Extracted data entries
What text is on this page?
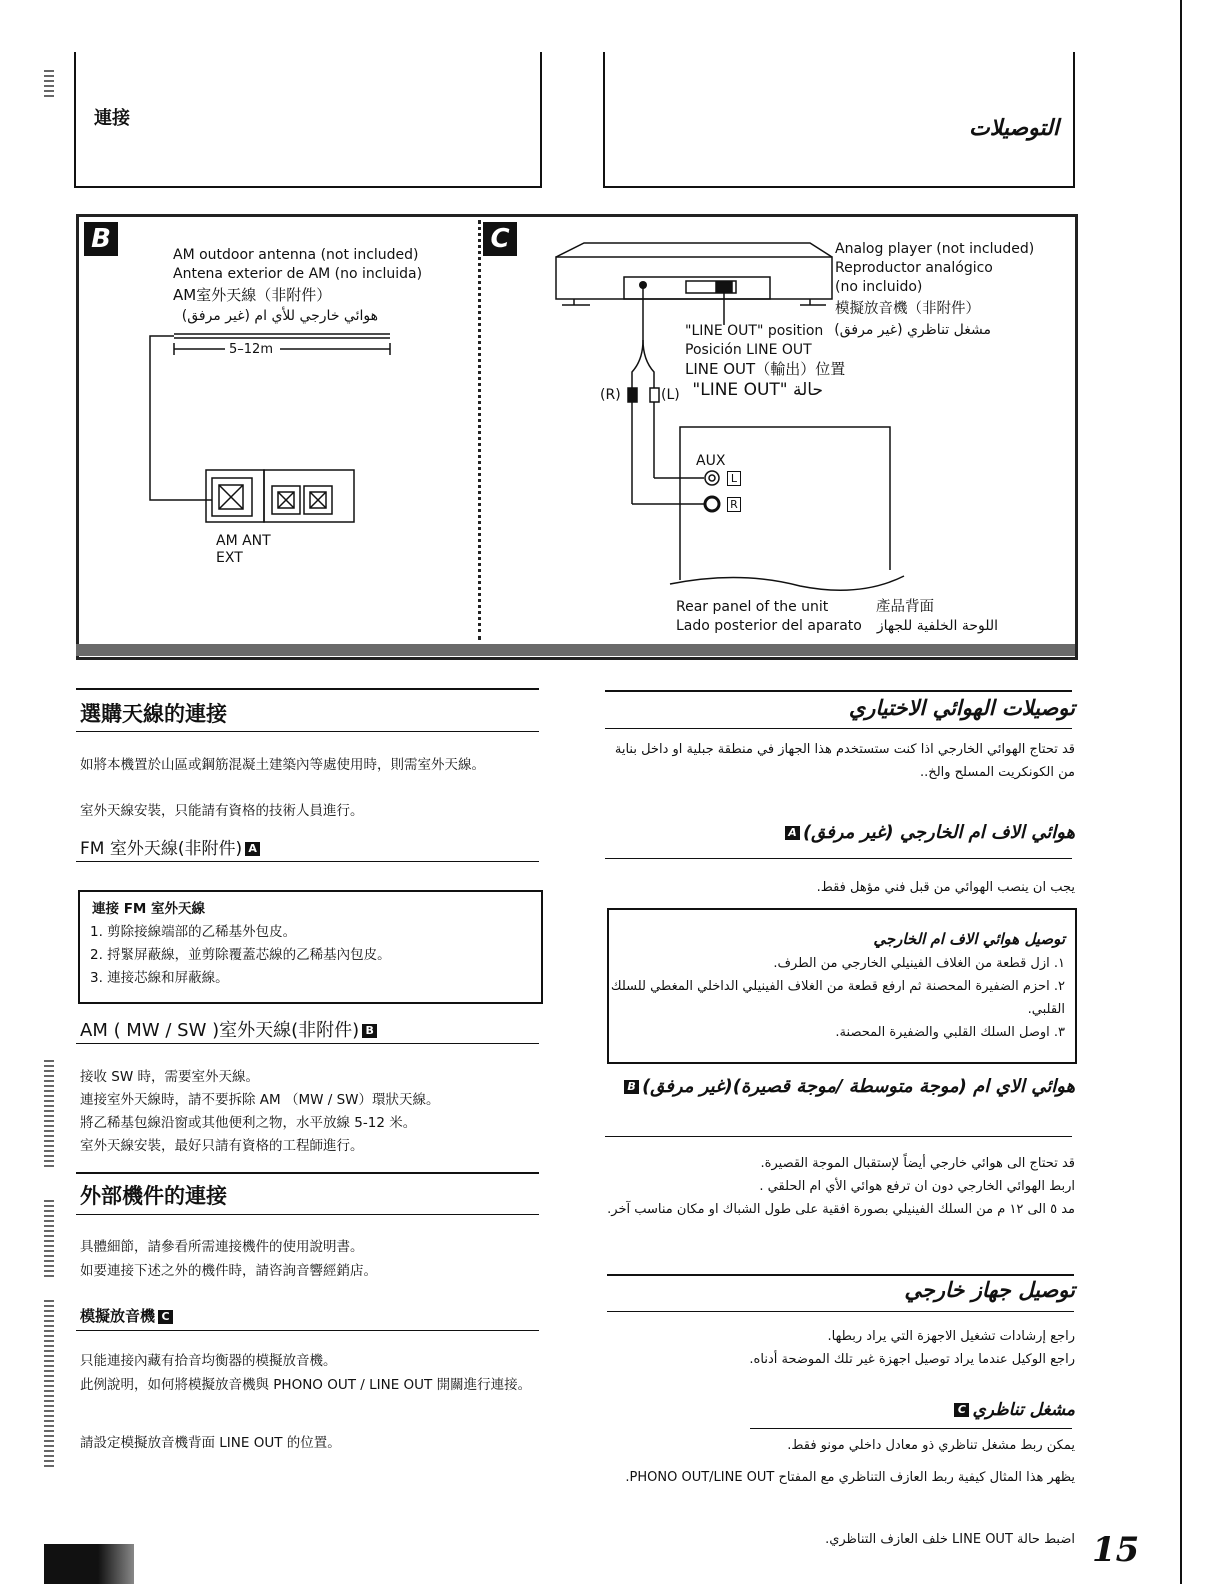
連接	التوصيلات
B
AM outdoor antenna (not included)
Antena exterior de AM (no incluida)
AM室外天線（非附件）
هوائي خارجي للأي ام (غير مرفق)
5–12m
AM ANT
EXT
C	Analog player (not included)
Reproductor analógico
(no incluido)
模擬放音機（非附件）
مشغل تناظري (غير مرفق)
"LINE OUT" position
Posición LINE OUT
LINE OUT（輸出）位置
حالة "LINE OUT"
(R)	(L)
AUX
L
R
Rear panel of the unit
Lado posterior del aparato
產品背面
اللوحة الخلفية للجهاز
選購天線的連接
如將本機置於山區或鋼筋混凝土建築內等處使用時，則需室外天線。
室外天線安裝，只能請有資格的技術人員進行。
FM 室外天線(非附件) A
連接 FM 室外天線
1. 剪除接線端部的乙稀基外包皮。
2. 捋緊屏蔽線，並剪除覆蓋芯線的乙稀基內包皮。
3. 連接芯線和屏蔽線。
AM ( MW / SW )室外天線(非附件) B
接收 SW 時，需要室外天線。
連接室外天線時，請不要拆除 AM （MW / SW）環狀天線。
將乙稀基包線沿窗或其他便利之物，水平放線 5-12 米。
室外天線安裝，最好只請有資格的工程師進行。
外部機件的連接
具體細節，請參看所需連接機件的使用說明書。
如要連接下述之外的機件時，請咨詢音響經銷店。
模擬放音機 C
只能連接內藏有拾音均衡器的模擬放音機。
此例說明，如何將模擬放音機與 PHONO OUT / LINE OUT 開關進行連接。
請設定模擬放音機背面 LINE OUT 的位置。
توصيلات الهوائي الاختياري
قد تحتاج الهوائي الخارجي اذا كنت ستستخدم هذا الجهاز في منطقة جبلية او داخل بناية من الكونكريت المسلح والخ..
هوائي الاف ام الخارجي (غير مرفق)A
يجب ان ينصب الهوائي من قبل فني مؤهل فقط.
توصيل هوائي الاف ام الخارجي
١. ازل قطعة من الغلاف الفينيلي الخارجي من الطرف.
٢. احزم الضفيرة المحصنة ثم ارفع قطعة من الغلاف الفينيلي الداخلي المغطي للسلك القلبي.
٣. اوصل السلك القلبي والضفيرة المحصنة.
هوائي الاي ام (موجة متوسطة /موجة قصيرة)(غير مرفق)B
قد تحتاج الى هوائي خارجي أيضاً لإستقبال الموجة القصيرة.
اربط الهوائي الخارجي دون ان ترفع هوائي الأي ام الحلقي .
مد ٥ الى ١٢ م من السلك الفينيلي بصورة افقية على طول الشباك او مكان مناسب آخر.
توصيل جهاز خارجي
راجع إرشادات تشغيل الاجهزة التي يراد ربطها.
راجع الوكيل عندما يراد توصيل اجهزة غير تلك الموضحة أدناه.
مشغل تناظريC
يمكن ربط مشغل تناظري ذو معادل داخلي مونو فقط.
يظهر هذا المثال كيفية ربط العازف التناظري مع المفتاح PHONO OUT/LINE OUT.
اضبط حالة LINE OUT خلف العازف التناظري. 15
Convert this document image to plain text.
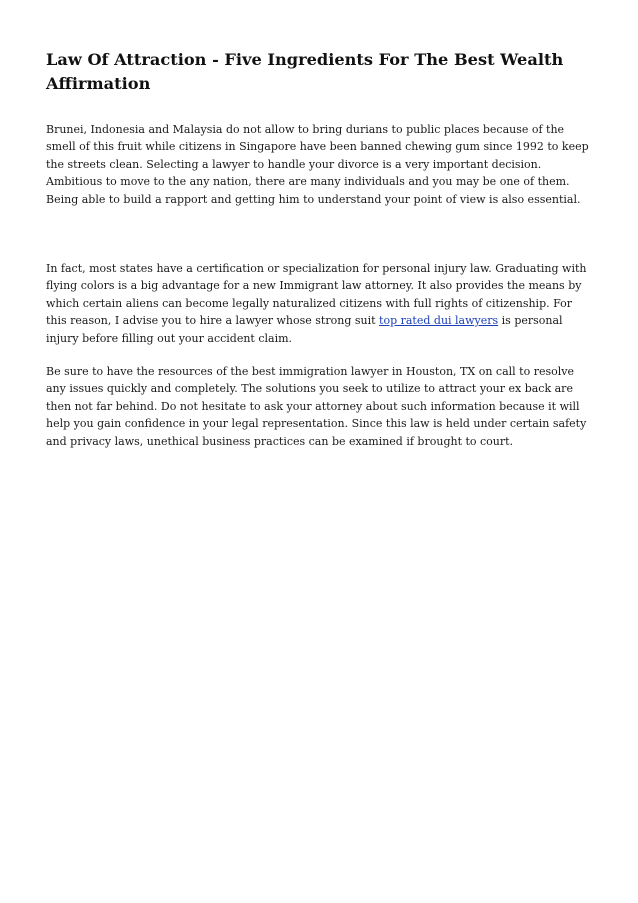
Law Of Attraction - Five Ingredients For The Best Wealth Affirmation

Brunei, Indonesia and Malaysia do not allow to bring durians to public places because of the smell of this fruit while citizens in Singapore have been banned chewing gum since 1992 to keep the streets clean. Selecting a lawyer to handle your divorce is a very important decision. Ambitious to move to the any nation, there are many individuals and you may be one of them. Being able to build a rapport and getting him to understand your point of view is also essential.

In fact, most states have a certification or specialization for personal injury law. Graduating with flying colors is a big advantage for a new Immigrant law attorney. It also provides the means by which certain aliens can become legally naturalized citizens with full rights of citizenship. For this reason, I advise you to hire a lawyer whose strong suit top rated dui lawyers is personal injury before filling out your accident claim.

Be sure to have the resources of the best immigration lawyer in Houston, TX on call to resolve any issues quickly and completely. The solutions you seek to utilize to attract your ex back are then not far behind. Do not hesitate to ask your attorney about such information because it will help you gain confidence in your legal representation. Since this law is held under certain safety and privacy laws, unethical business practices can be examined if brought to court.
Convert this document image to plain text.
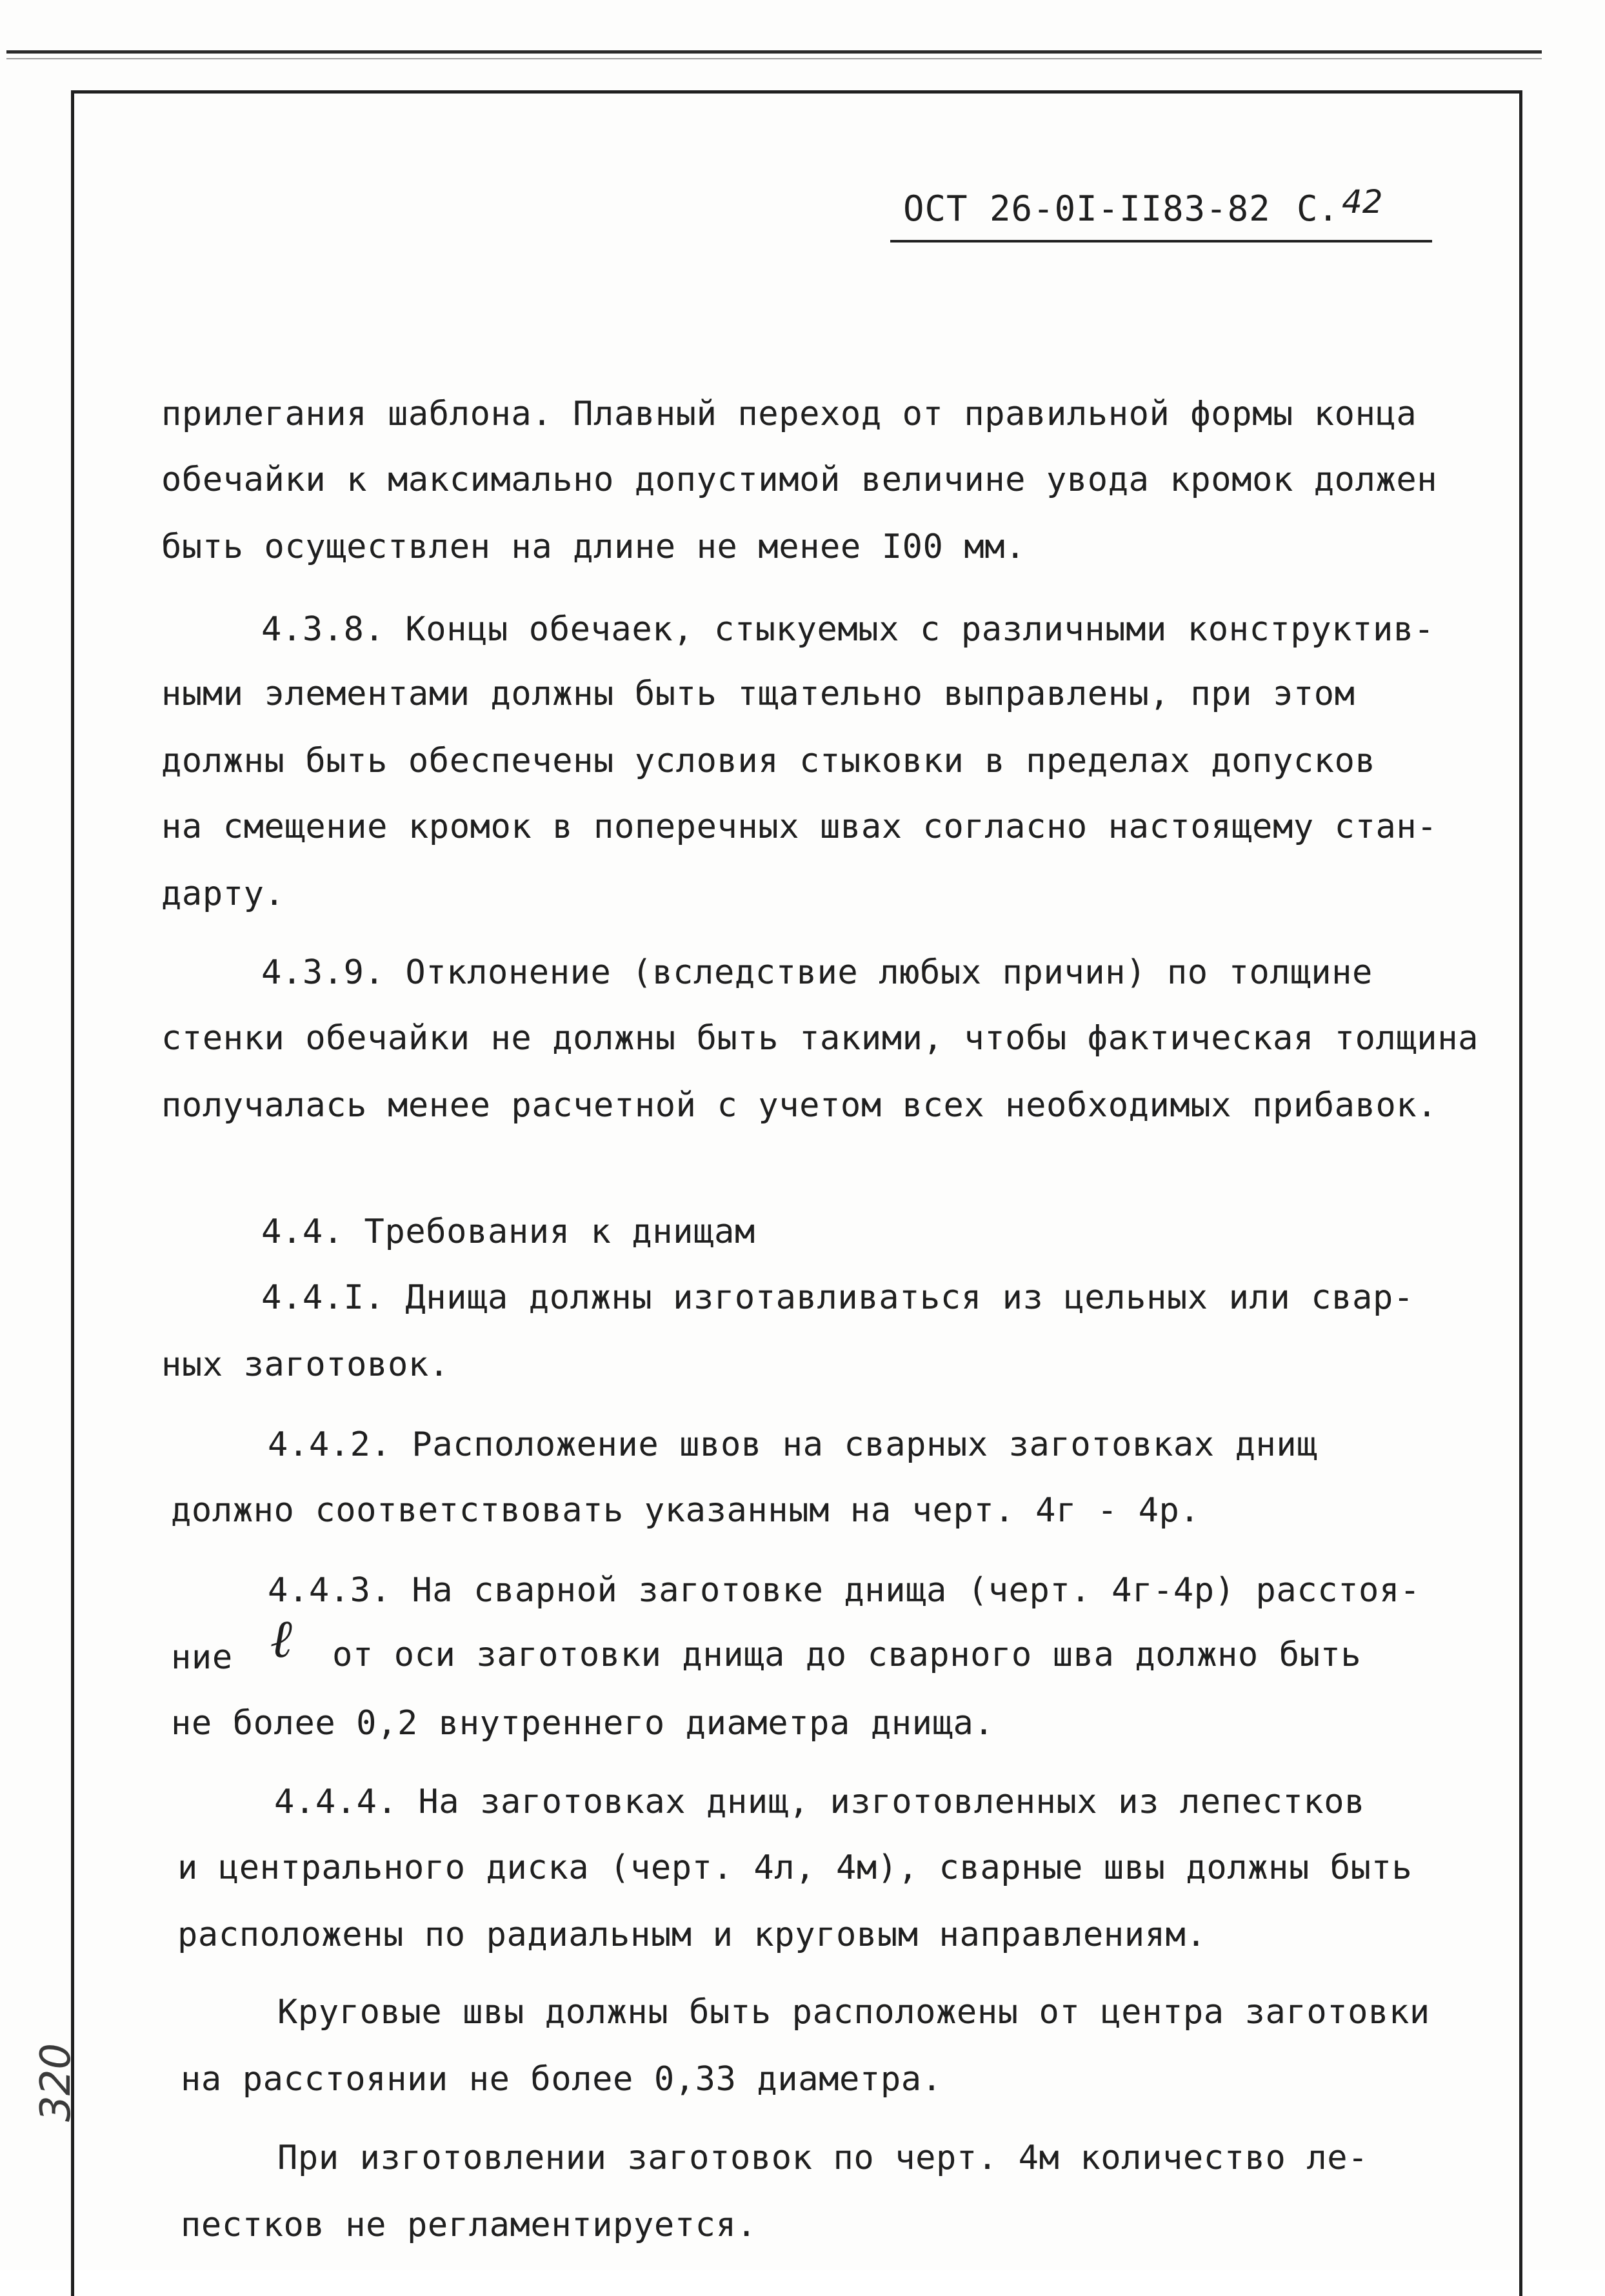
ОСТ 26-0I-II83-82 С. 42
прилегания шаблона. Плавный переход от правильной формы конца
обечайки к максимально допустимой величине увода кромок должен
быть осуществлен на длине не менее I00 мм.
4.3.8. Концы обечаек, стыкуемых с различными конструктив-
ными элементами должны быть тщательно выправлены, при этом
должны быть обеспечены условия стыковки в пределах допусков
на смещение кромок в поперечных швах согласно настоящему стан-
дарту.
4.3.9. Отклонение (вследствие любых причин) по толщине
стенки обечайки не должны быть такими, чтобы фактическая толщина
получалась менее расчетной с учетом всех необходимых прибавок.
4.4. Требования к днищам
4.4.I. Днища должны изготавливаться из цельных или свар-
ных заготовок.
4.4.2. Расположение швов на сварных заготовках днищ
должно соответствовать указанным на черт. 4г - 4р.
4.4.3. На сварной заготовке днища (черт. 4г-4р) расстоя-
ние ℓ от оси заготовки днища до сварного шва должно быть
не более 0,2 внутреннего диаметра днища.
4.4.4. На заготовках днищ, изготовленных из лепестков
и центрального диска (черт. 4л, 4м), сварные швы должны быть
расположены по радиальным и круговым направлениям.
Круговые швы должны быть расположены от центра заготовки
на расстоянии не более 0,33 диаметра.
При изготовлении заготовок по черт. 4м количество ле-
пестков не регламентируется.
320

--- Goal ---
Output all of the entries verbatim, leaving out any images.

--- Solution to this problem ---
What text is on this page?
連接	التوصيلات
B
AM outdoor antenna (not included)
Antena exterior de AM (no incluida)
AM室外天線（非附件）
هوائي خارجي للأي ام (غير مرفق)
5–12m
AM ANT
EXT
C	Analog player (not included)
Reproductor analógico
(no incluido)
模擬放音機（非附件）
مشغل تناظري (غير مرفق)
"LINE OUT" position
Posición LINE OUT
LINE OUT（輸出）位置
حالة "LINE OUT"
(R)	(L)
AUX
L
R
Rear panel of the unit
Lado posterior del aparato
產品背面
اللوحة الخلفية للجهاز
選購天線的連接
如將本機置於山區或鋼筋混凝土建築內等處使用時，則需室外天線。
室外天線安裝，只能請有資格的技術人員進行。
FM 室外天線(非附件) A
連接 FM 室外天線
1. 剪除接線端部的乙稀基外包皮。
2. 捋緊屏蔽線，並剪除覆蓋芯線的乙稀基內包皮。
3. 連接芯線和屏蔽線。
AM ( MW / SW )室外天線(非附件) B
接收 SW 時，需要室外天線。
連接室外天線時，請不要拆除 AM （MW / SW）環狀天線。
將乙稀基包線沿窗或其他便利之物，水平放線 5-12 米。
室外天線安裝，最好只請有資格的工程師進行。
外部機件的連接
具體細節，請參看所需連接機件的使用說明書。
如要連接下述之外的機件時，請咨詢音響經銷店。
模擬放音機 C
只能連接內藏有拾音均衡器的模擬放音機。
此例說明，如何將模擬放音機與 PHONO OUT / LINE OUT 開關進行連接。
請設定模擬放音機背面 LINE OUT 的位置。
توصيلات الهوائي الاختياري
قد تحتاج الهوائي الخارجي اذا كنت ستستخدم هذا الجهاز في منطقة جبلية او داخل بناية من الكونكريت المسلح والخ..
هوائي الاف ام الخارجي (غير مرفق)A
يجب ان ينصب الهوائي من قبل فني مؤهل فقط.
توصيل هوائي الاف ام الخارجي
١. ازل قطعة من الغلاف الفينيلي الخارجي من الطرف.
٢. احزم الضفيرة المحصنة ثم ارفع قطعة من الغلاف الفينيلي الداخلي المغطي للسلك القلبي.
٣. اوصل السلك القلبي والضفيرة المحصنة.
هوائي الاي ام (موجة متوسطة /موجة قصيرة)(غير مرفق)B
قد تحتاج الى هوائي خارجي أيضاً لإستقبال الموجة القصيرة.
اربط الهوائي الخارجي دون ان ترفع هوائي الأي ام الحلقي .
مد ٥ الى ١٢ م من السلك الفينيلي بصورة افقية على طول الشباك او مكان مناسب آخر.
توصيل جهاز خارجي
راجع إرشادات تشغيل الاجهزة التي يراد ربطها.
راجع الوكيل عندما يراد توصيل اجهزة غير تلك الموضحة أدناه.
مشغل تناظريC
يمكن ربط مشغل تناظري ذو معادل داخلي مونو فقط.
يظهر هذا المثال كيفية ربط العازف التناظري مع المفتاح PHONO OUT/LINE OUT.
اضبط حالة LINE OUT خلف العازف التناظري. 15
Convert this document image to plain text.
Law Of Attraction - Five Ingredients For The Best Wealth Affirmation

Brunei, Indonesia and Malaysia do not allow to bring durians to public places because of the smell of this fruit while citizens in Singapore have been banned chewing gum since 1992 to keep the streets clean. Selecting a lawyer to handle your divorce is a very important decision. Ambitious to move to the any nation, there are many individuals and you may be one of them. Being able to build a rapport and getting him to understand your point of view is also essential.

In fact, most states have a certification or specialization for personal injury law. Graduating with flying colors is a big advantage for a new Immigrant law attorney. It also provides the means by which certain aliens can become legally naturalized citizens with full rights of citizenship. For this reason, I advise you to hire a lawyer whose strong suit top rated dui lawyers is personal injury before filling out your accident claim.

Be sure to have the resources of the best immigration lawyer in Houston, TX on call to resolve any issues quickly and completely. The solutions you seek to utilize to attract your ex back are then not far behind. Do not hesitate to ask your attorney about such information because it will help you gain confidence in your legal representation. Since this law is held under certain safety and privacy laws, unethical business practices can be examined if brought to court.
Convert this document image to plain text.
ОСТ 26-0I-II83-82 С. 42
прилегания шаблона. Плавный переход от правильной формы конца
обечайки к максимально допустимой величине увода кромок должен
быть осуществлен на длине не менее I00 мм.
4.3.8. Концы обечаек, стыкуемых с различными конструктив-
ными элементами должны быть тщательно выправлены, при этом
должны быть обеспечены условия стыковки в пределах допусков
на смещение кромок в поперечных швах согласно настоящему стан-
дарту.
4.3.9. Отклонение (вследствие любых причин) по толщине
стенки обечайки не должны быть такими, чтобы фактическая толщина
получалась менее расчетной с учетом всех необходимых прибавок.
4.4. Требования к днищам
4.4.I. Днища должны изготавливаться из цельных или свар-
ных заготовок.
4.4.2. Расположение швов на сварных заготовках днищ
должно соответствовать указанным на черт. 4г - 4р.
4.4.3. На сварной заготовке днища (черт. 4г-4р) расстоя-
ние ℓ от оси заготовки днища до сварного шва должно быть
не более 0,2 внутреннего диаметра днища.
4.4.4. На заготовках днищ, изготовленных из лепестков
и центрального диска (черт. 4л, 4м), сварные швы должны быть
расположены по радиальным и круговым направлениям.
Круговые швы должны быть расположены от центра заготовки
на расстоянии не более 0,33 диаметра.
При изготовлении заготовок по черт. 4м количество ле-
пестков не регламентируется.
320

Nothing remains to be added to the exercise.